Using the records provided below, locate and copy each line that contains the word "When".

# START OF Stored data

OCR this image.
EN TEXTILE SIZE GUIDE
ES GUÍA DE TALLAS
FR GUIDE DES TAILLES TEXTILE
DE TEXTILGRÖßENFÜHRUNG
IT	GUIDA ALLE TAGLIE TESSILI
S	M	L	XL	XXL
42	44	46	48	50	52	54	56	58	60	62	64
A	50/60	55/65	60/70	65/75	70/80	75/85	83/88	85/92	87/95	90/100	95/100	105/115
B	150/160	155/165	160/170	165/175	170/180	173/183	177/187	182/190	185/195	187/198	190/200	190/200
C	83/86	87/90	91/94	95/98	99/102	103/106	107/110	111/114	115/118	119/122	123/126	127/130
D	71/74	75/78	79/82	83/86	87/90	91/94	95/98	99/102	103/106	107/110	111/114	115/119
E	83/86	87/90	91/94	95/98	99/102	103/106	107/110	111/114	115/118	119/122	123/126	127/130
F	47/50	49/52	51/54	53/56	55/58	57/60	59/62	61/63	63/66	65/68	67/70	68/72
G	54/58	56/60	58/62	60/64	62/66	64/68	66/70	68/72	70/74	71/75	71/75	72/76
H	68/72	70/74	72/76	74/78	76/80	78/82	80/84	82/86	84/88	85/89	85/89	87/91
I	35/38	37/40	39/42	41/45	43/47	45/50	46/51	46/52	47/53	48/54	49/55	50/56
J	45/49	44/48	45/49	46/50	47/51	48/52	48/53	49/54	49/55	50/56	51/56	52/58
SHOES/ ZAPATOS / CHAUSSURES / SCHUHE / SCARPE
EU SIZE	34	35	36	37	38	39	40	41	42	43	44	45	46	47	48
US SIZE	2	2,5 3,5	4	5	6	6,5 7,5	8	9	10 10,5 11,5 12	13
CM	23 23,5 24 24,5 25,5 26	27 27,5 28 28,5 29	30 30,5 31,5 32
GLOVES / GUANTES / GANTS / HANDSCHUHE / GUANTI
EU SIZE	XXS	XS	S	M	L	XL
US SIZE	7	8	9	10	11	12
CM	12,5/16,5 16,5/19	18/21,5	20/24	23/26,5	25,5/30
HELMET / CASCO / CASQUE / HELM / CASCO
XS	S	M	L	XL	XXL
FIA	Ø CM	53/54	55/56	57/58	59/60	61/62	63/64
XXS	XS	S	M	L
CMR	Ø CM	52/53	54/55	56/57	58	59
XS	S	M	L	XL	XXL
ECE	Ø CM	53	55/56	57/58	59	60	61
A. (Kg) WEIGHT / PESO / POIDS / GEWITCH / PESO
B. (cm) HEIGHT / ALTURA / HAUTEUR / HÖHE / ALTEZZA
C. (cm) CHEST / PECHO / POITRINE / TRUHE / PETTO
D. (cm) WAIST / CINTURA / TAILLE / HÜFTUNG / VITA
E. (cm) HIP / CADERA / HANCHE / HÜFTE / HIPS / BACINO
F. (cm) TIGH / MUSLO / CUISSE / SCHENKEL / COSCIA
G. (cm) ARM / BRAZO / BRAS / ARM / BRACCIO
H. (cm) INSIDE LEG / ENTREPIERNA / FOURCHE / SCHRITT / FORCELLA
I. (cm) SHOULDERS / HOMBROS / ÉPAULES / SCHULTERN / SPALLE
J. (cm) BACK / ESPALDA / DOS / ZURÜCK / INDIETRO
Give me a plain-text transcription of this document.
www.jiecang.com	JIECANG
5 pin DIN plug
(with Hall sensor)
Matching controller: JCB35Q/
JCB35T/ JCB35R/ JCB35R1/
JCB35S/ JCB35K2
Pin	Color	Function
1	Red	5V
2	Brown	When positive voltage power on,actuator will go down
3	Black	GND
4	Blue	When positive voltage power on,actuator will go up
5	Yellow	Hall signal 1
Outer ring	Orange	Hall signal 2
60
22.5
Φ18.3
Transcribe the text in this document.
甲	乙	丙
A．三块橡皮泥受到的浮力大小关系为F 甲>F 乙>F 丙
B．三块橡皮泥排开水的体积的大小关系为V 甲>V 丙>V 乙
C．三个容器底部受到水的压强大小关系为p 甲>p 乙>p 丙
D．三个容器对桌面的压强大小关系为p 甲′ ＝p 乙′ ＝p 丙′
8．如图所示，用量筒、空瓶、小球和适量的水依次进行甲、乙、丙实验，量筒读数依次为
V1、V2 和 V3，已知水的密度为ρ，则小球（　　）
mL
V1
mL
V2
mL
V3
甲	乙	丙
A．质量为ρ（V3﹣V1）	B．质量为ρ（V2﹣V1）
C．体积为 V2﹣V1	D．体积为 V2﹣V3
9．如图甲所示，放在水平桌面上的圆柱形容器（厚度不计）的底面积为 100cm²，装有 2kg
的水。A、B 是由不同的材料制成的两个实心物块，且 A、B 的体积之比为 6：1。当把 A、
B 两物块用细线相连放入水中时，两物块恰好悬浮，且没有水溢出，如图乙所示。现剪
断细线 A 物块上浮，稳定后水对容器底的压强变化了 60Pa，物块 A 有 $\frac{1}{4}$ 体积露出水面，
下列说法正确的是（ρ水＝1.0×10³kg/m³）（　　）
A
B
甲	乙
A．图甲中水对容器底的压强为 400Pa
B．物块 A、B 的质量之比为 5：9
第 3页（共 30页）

# END OF Stored data

# Task answer:
2	Brown	When positive voltage power on,actuator will go down
4	Blue	When positive voltage power on,actuator will go up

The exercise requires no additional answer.